# [Provided text]
........

FC noob here. I have two VB.net files, old.vb and new.vb. The former has 33997 lines, and the latter 34956. The differences are:
- a small utility method was moved to a new Module at the top from its former location around line 15k
- three new methods were added in the body, all in a single block around line 7500
- another two methods were added in a single block around line 12000
- a single method was added near the end, around line 28000
- some very minor changes like WS and spelling in comments, all single-line edits
The customer has a reporting system based on an Excel workflow and has asked for diffs to be recorded in Excel. I started by copying the files into a worksheet side-by side, and then intended to color them to indicate the changes, as well as insert blank lines where required to get the code to line up again. For the list of diffs, I intended to use FC.
For testing, I ran the diffs manually in Notepad++'s Compare tool, which produced a list of about a dozen changes that were lines up exactly like I want. Excellent!
So then I did this:
FC /a /n /w /lb 50000 c:\old.vb c:\new.vb > c:\temp\changes.txt
This produces a list of 257 changes. Only the first item, the moved routine, is listed as a single block. All of the rest are fragments where FC has lined up similar lines of code in totally unrelated parts of the file.
For instance, in the new file I inserted a 25 line method called ReportExpenseImport directly above one called ReportManagementFees. Here is the diff it reports:
here is the second diff, where I have inserted a new method above an existing one:
***** C:\old.vb
7480: End Sub
7481: #If True Then
7482: '----------------------------------------------------------------------------------
7483: Friend Sub ReportManagementFees(Props As List(Of Property))
7484: '
7485: 'WRITES A REPORT OF WHERE THE MANAGEMENT FEES COME FROM
7486: Dim DbF As DBFactory
7487: Dim DS As RecordSet
7488: Dim SQL As String
7489: Dim WS As WorkSheet
***** C:\NEW.VB
7497: End Sub
7498: ''----------------------------------------------------------------------------------
7499: 'Public Sub ReportMissingExpenses(RptId As Integer, Props As List(Of Property))

........

# [What the task asks]
Answer these questions from the post about comparing two VB.net files:
1. How many lines does old.vb have?
2. Which tool produced a list of about a dozen changes during testing?
3. How many changes does the FC command list?

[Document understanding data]
........

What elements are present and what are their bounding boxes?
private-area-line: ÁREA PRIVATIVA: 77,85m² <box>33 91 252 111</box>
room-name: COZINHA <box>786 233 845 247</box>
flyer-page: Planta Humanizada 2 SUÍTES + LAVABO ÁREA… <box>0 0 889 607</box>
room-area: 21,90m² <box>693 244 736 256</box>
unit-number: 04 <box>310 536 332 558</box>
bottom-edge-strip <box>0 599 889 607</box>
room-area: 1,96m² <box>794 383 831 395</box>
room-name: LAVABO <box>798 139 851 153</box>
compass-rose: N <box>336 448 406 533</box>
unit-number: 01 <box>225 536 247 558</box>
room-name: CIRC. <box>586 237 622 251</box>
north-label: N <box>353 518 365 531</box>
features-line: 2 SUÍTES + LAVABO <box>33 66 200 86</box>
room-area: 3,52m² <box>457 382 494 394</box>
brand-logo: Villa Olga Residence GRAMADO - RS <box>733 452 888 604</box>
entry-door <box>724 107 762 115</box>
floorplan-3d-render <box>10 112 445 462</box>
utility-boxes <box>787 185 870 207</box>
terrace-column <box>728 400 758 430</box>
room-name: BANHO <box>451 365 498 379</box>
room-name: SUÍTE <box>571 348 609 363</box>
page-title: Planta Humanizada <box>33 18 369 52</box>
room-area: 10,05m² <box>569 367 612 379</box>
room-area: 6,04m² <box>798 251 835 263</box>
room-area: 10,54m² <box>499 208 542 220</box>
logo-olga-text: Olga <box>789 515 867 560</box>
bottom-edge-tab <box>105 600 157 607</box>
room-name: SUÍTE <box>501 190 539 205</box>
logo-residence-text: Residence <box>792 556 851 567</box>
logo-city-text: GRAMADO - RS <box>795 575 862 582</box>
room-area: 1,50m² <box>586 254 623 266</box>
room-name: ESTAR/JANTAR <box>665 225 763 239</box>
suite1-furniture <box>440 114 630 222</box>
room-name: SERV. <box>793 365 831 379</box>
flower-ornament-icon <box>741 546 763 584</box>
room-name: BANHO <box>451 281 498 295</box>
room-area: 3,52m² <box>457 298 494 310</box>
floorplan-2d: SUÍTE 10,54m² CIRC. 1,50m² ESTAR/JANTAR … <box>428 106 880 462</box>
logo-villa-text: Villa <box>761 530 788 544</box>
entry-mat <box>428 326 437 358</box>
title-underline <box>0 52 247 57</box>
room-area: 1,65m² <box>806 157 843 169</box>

........

# [Task answer]
1. 33997
2. Notepad++'s Compare tool
3. 257